— begin Supplied information —

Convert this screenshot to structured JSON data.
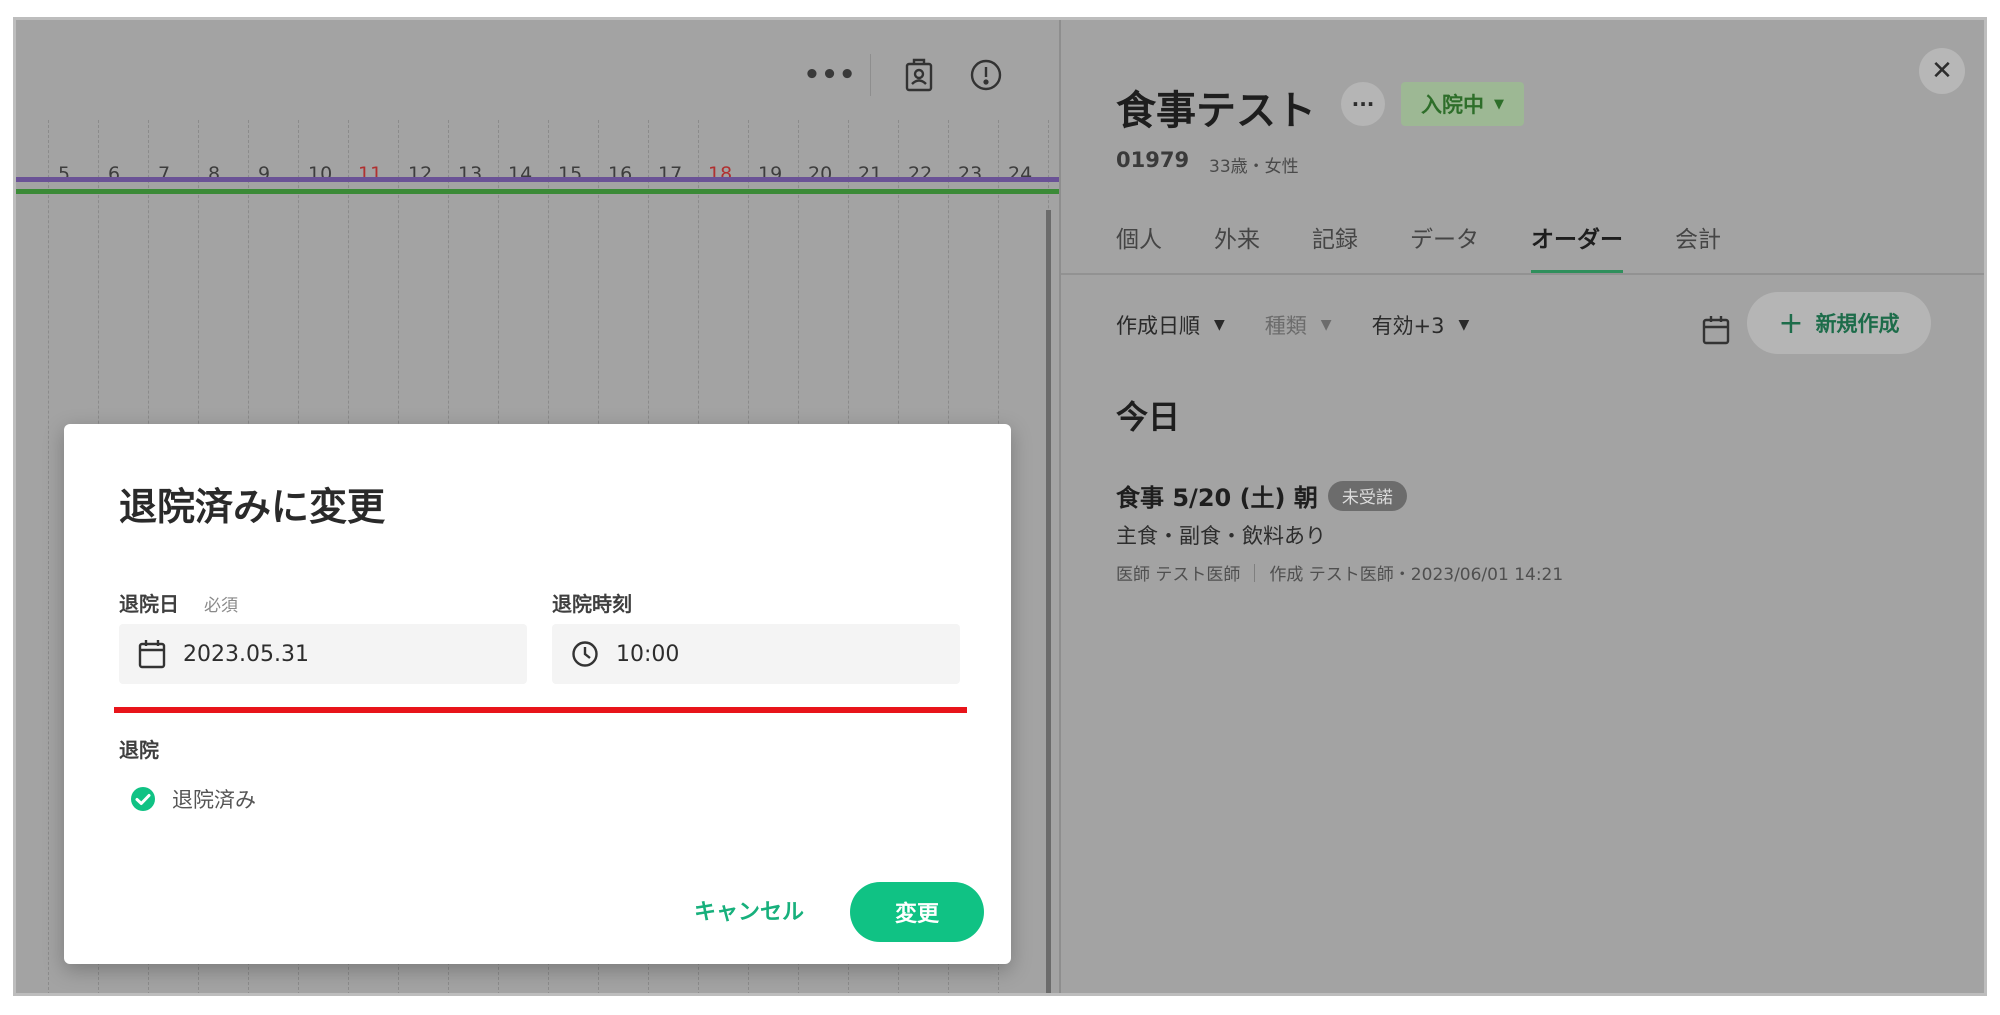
{
  "timeline": {
    "days": [
      {
        "label": "5",
        "weekend": false
      },
      {
        "label": "6",
        "weekend": false
      },
      {
        "label": "7",
        "weekend": false
      },
      {
        "label": "8",
        "weekend": false
      },
      {
        "label": "9",
        "weekend": false
      },
      {
        "label": "10",
        "weekend": false
      },
      {
        "label": "11",
        "weekend": true
      },
      {
        "label": "12",
        "weekend": false
      },
      {
        "label": "13",
        "weekend": false
      },
      {
        "label": "14",
        "weekend": false
      },
      {
        "label": "15",
        "weekend": false
      },
      {
        "label": "16",
        "weekend": false
      },
      {
        "label": "17",
        "weekend": false
      },
      {
        "label": "18",
        "weekend": true
      },
      {
        "label": "19",
        "weekend": false
      },
      {
        "label": "20",
        "weekend": false
      },
      {
        "label": "21",
        "weekend": false
      },
      {
        "label": "22",
        "weekend": false
      },
      {
        "label": "23",
        "weekend": false
      },
      {
        "label": "24",
        "weekend": false
      }
    ],
    "toolbar": {
      "more_icon": "more-horizontal-icon",
      "badge_icon": "id-badge-icon",
      "alert_icon": "alert-circle-icon"
    },
    "colors": {
      "purple_bar": "#6a5296",
      "green_bar": "#3b8a37",
      "weekend_text": "#b03030"
    }
  },
  "patient": {
    "name": "食事テスト",
    "more": "···",
    "status": "入院中",
    "id": "01979",
    "meta": "33歳・女性"
  },
  "tabs": [
    {
      "label": "個人",
      "active": false
    },
    {
      "label": "外来",
      "active": false
    },
    {
      "label": "記録",
      "active": false
    },
    {
      "label": "データ",
      "active": false
    },
    {
      "label": "オーダー",
      "active": true
    },
    {
      "label": "会計",
      "active": false
    }
  ],
  "filters": {
    "sort": "作成日順",
    "type": "種類",
    "validity": "有効+3"
  },
  "new_button": {
    "plus": "+",
    "label": "新規作成"
  },
  "orders": {
    "section_title": "今日",
    "item": {
      "title": "食事 5/20 (土) 朝",
      "badge": "未受諾",
      "detail": "主食・副食・飲料あり",
      "doctor": "医師 テスト医師",
      "created": "作成 テスト医師・2023/06/01 14:21"
    }
  },
  "modal": {
    "title": "退院済みに変更",
    "date_label": "退院日",
    "required": "必須",
    "date_value": "2023.05.31",
    "time_label": "退院時刻",
    "time_value": "10:00",
    "discharge_label": "退院",
    "discharge_option": "退院済み",
    "cancel": "キャンセル",
    "confirm": "変更",
    "colors": {
      "accent": "#10c284",
      "underline": "#e8141a"
    }
  }
}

— end Supplied information —

Problem to solve - Print each record exactly as it stands, leaving the images out.

Answer below -
Convert this screenshot to structured JSON data.
{
  "timeline": {
    "days": [
      {
        "label": "5",
        "weekend": false
      },
      {
        "label": "6",
        "weekend": false
      },
      {
        "label": "7",
        "weekend": false
      },
      {
        "label": "8",
        "weekend": false
      },
      {
        "label": "9",
        "weekend": false
      },
      {
        "label": "10",
        "weekend": false
      },
      {
        "label": "11",
        "weekend": true
      },
      {
        "label": "12",
        "weekend": false
      },
      {
        "label": "13",
        "weekend": false
      },
      {
        "label": "14",
        "weekend": false
      },
      {
        "label": "15",
        "weekend": false
      },
      {
        "label": "16",
        "weekend": false
      },
      {
        "label": "17",
        "weekend": false
      },
      {
        "label": "18",
        "weekend": true
      },
      {
        "label": "19",
        "weekend": false
      },
      {
        "label": "20",
        "weekend": false
      },
      {
        "label": "21",
        "weekend": false
      },
      {
        "label": "22",
        "weekend": false
      },
      {
        "label": "23",
        "weekend": false
      },
      {
        "label": "24",
        "weekend": false
      }
    ],
    "toolbar": {
      "more_icon": "more-horizontal-icon",
      "badge_icon": "id-badge-icon",
      "alert_icon": "alert-circle-icon"
    },
    "colors": {
      "purple_bar": "#6a5296",
      "green_bar": "#3b8a37",
      "weekend_text": "#b03030"
    }
  },
  "patient": {
    "name": "食事テスト",
    "more": "···",
    "status": "入院中",
    "id": "01979",
    "meta": "33歳・女性"
  },
  "tabs": [
    {
      "label": "個人",
      "active": false
    },
    {
      "label": "外来",
      "active": false
    },
    {
      "label": "記録",
      "active": false
    },
    {
      "label": "データ",
      "active": false
    },
    {
      "label": "オーダー",
      "active": true
    },
    {
      "label": "会計",
      "active": false
    }
  ],
  "filters": {
    "sort": "作成日順",
    "type": "種類",
    "validity": "有効+3"
  },
  "new_button": {
    "plus": "+",
    "label": "新規作成"
  },
  "orders": {
    "section_title": "今日",
    "item": {
      "title": "食事 5/20 (土) 朝",
      "badge": "未受諾",
      "detail": "主食・副食・飲料あり",
      "doctor": "医師 テスト医師",
      "created": "作成 テスト医師・2023/06/01 14:21"
    }
  },
  "modal": {
    "title": "退院済みに変更",
    "date_label": "退院日",
    "required": "必須",
    "date_value": "2023.05.31",
    "time_label": "退院時刻",
    "time_value": "10:00",
    "discharge_label": "退院",
    "discharge_option": "退院済み",
    "cancel": "キャンセル",
    "confirm": "変更",
    "colors": {
      "accent": "#10c284",
      "underline": "#e8141a"
    }
  }
}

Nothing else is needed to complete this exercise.